### EXERCISE GOAL:
Output the data below in full, byte for byte. Nothing may differ.

### DATA:
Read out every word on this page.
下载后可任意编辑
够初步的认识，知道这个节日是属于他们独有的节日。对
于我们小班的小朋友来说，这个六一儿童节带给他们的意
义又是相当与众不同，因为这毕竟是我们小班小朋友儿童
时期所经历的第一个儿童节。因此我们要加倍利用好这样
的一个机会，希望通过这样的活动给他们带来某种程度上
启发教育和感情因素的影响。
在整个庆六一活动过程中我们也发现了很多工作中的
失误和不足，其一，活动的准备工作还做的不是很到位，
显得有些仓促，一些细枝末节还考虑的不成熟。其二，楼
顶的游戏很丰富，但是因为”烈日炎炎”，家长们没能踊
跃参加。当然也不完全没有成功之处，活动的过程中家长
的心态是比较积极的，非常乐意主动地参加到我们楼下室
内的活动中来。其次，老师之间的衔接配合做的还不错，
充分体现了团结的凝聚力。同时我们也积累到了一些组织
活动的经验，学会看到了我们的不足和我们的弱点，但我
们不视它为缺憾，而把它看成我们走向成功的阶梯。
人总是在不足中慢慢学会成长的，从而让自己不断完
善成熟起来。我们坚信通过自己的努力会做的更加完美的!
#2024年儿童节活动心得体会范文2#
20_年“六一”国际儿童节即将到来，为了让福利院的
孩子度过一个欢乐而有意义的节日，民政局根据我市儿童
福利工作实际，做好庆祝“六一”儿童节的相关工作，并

### SOLUTION TO THE EXERCISE:
Read out every word on this page.
下载后可任意编辑
够初步的认识，知道这个节日是属于他们独有的节日。对
于我们小班的小朋友来说，这个六一儿童节带给他们的意
义又是相当与众不同，因为这毕竟是我们小班小朋友儿童
时期所经历的第一个儿童节。因此我们要加倍利用好这样
的一个机会，希望通过这样的活动给他们带来某种程度上
启发教育和感情因素的影响。
在整个庆六一活动过程中我们也发现了很多工作中的
失误和不足，其一，活动的准备工作还做的不是很到位，
显得有些仓促，一些细枝末节还考虑的不成熟。其二，楼
顶的游戏很丰富，但是因为”烈日炎炎”，家长们没能踊
跃参加。当然也不完全没有成功之处，活动的过程中家长
的心态是比较积极的，非常乐意主动地参加到我们楼下室
内的活动中来。其次，老师之间的衔接配合做的还不错，
充分体现了团结的凝聚力。同时我们也积累到了一些组织
活动的经验，学会看到了我们的不足和我们的弱点，但我
们不视它为缺憾，而把它看成我们走向成功的阶梯。
人总是在不足中慢慢学会成长的，从而让自己不断完
善成熟起来。我们坚信通过自己的努力会做的更加完美的!
#2024年儿童节活动心得体会范文2#
20_年“六一”国际儿童节即将到来，为了让福利院的
孩子度过一个欢乐而有意义的节日，民政局根据我市儿童
福利工作实际，做好庆祝“六一”儿童节的相关工作，并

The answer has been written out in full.